---- Task material

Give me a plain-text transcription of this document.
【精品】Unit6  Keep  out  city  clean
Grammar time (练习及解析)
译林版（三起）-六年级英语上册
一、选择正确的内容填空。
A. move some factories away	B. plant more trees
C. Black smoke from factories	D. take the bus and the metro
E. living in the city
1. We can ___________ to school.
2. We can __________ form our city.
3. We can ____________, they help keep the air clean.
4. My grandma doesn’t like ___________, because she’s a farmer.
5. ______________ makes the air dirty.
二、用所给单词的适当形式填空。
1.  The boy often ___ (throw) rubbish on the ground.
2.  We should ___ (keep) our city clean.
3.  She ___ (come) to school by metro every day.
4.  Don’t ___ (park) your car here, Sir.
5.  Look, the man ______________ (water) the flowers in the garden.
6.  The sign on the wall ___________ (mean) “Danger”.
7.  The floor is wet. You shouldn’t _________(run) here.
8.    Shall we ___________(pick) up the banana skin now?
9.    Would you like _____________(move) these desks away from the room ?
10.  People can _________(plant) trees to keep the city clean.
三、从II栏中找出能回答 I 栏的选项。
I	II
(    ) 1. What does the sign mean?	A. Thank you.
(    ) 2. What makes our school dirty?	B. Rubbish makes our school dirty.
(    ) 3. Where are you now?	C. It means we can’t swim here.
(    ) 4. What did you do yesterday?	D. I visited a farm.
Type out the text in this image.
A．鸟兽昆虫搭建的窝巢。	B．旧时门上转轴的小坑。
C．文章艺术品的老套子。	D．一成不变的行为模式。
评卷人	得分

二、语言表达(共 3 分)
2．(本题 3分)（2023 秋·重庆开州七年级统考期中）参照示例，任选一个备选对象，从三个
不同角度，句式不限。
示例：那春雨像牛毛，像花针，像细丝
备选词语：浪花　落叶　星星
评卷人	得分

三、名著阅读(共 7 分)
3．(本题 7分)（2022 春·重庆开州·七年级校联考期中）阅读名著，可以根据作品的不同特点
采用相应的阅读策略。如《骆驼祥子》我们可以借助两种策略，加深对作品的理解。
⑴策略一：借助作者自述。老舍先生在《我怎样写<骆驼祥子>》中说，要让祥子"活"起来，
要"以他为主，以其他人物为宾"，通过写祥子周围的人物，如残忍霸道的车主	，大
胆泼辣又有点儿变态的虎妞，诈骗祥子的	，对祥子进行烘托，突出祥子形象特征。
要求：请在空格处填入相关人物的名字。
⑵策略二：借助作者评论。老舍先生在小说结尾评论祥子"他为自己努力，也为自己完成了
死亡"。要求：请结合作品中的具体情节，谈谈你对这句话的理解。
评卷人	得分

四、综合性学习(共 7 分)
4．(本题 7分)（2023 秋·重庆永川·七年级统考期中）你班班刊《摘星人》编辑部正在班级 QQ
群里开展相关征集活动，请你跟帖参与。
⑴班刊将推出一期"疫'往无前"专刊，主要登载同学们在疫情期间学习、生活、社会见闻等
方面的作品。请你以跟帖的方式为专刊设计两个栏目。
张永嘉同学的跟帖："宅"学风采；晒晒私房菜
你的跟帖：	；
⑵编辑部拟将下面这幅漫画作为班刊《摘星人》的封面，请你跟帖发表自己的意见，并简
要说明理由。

--------

# [Goal]
Exact output of every entry is required.

# [Response below]
Give me a plain-text transcription of this document.
【精品】Unit6  Keep  out  city  clean
Grammar time (练习及解析)
译林版（三起）-六年级英语上册
一、选择正确的内容填空。
A. move some factories away	B. plant more trees
C. Black smoke from factories	D. take the bus and the metro
E. living in the city
1. We can ___________ to school.
2. We can __________ form our city.
3. We can ____________, they help keep the air clean.
4. My grandma doesn’t like ___________, because she’s a farmer.
5. ______________ makes the air dirty.
二、用所给单词的适当形式填空。
1.  The boy often ___ (throw) rubbish on the ground.
2.  We should ___ (keep) our city clean.
3.  She ___ (come) to school by metro every day.
4.  Don’t ___ (park) your car here, Sir.
5.  Look, the man ______________ (water) the flowers in the garden.
6.  The sign on the wall ___________ (mean) “Danger”.
7.  The floor is wet. You shouldn’t _________(run) here.
8.    Shall we ___________(pick) up the banana skin now?
9.    Would you like _____________(move) these desks away from the room ?
10.  People can _________(plant) trees to keep the city clean.
三、从II栏中找出能回答 I 栏的选项。
I	II
(    ) 1. What does the sign mean?	A. Thank you.
(    ) 2. What makes our school dirty?	B. Rubbish makes our school dirty.
(    ) 3. Where are you now?	C. It means we can’t swim here.
(    ) 4. What did you do yesterday?	D. I visited a farm.
Type out the text in this image.
A．鸟兽昆虫搭建的窝巢。	B．旧时门上转轴的小坑。
C．文章艺术品的老套子。	D．一成不变的行为模式。
评卷人	得分

二、语言表达(共 3 分)
2．(本题 3分)（2023 秋·重庆开州七年级统考期中）参照示例，任选一个备选对象，从三个
不同角度，句式不限。
示例：那春雨像牛毛，像花针，像细丝
备选词语：浪花　落叶　星星
评卷人	得分

三、名著阅读(共 7 分)
3．(本题 7分)（2022 春·重庆开州·七年级校联考期中）阅读名著，可以根据作品的不同特点
采用相应的阅读策略。如《骆驼祥子》我们可以借助两种策略，加深对作品的理解。
⑴策略一：借助作者自述。老舍先生在《我怎样写<骆驼祥子>》中说，要让祥子"活"起来，
要"以他为主，以其他人物为宾"，通过写祥子周围的人物，如残忍霸道的车主	，大
胆泼辣又有点儿变态的虎妞，诈骗祥子的	，对祥子进行烘托，突出祥子形象特征。
要求：请在空格处填入相关人物的名字。
⑵策略二：借助作者评论。老舍先生在小说结尾评论祥子"他为自己努力，也为自己完成了
死亡"。要求：请结合作品中的具体情节，谈谈你对这句话的理解。
评卷人	得分

四、综合性学习(共 7 分)
4．(本题 7分)（2023 秋·重庆永川·七年级统考期中）你班班刊《摘星人》编辑部正在班级 QQ
群里开展相关征集活动，请你跟帖参与。
⑴班刊将推出一期"疫'往无前"专刊，主要登载同学们在疫情期间学习、生活、社会见闻等
方面的作品。请你以跟帖的方式为专刊设计两个栏目。
张永嘉同学的跟帖："宅"学风采；晒晒私房菜
你的跟帖：	；
⑵编辑部拟将下面这幅漫画作为班刊《摘星人》的封面，请你跟帖发表自己的意见，并简
要说明理由。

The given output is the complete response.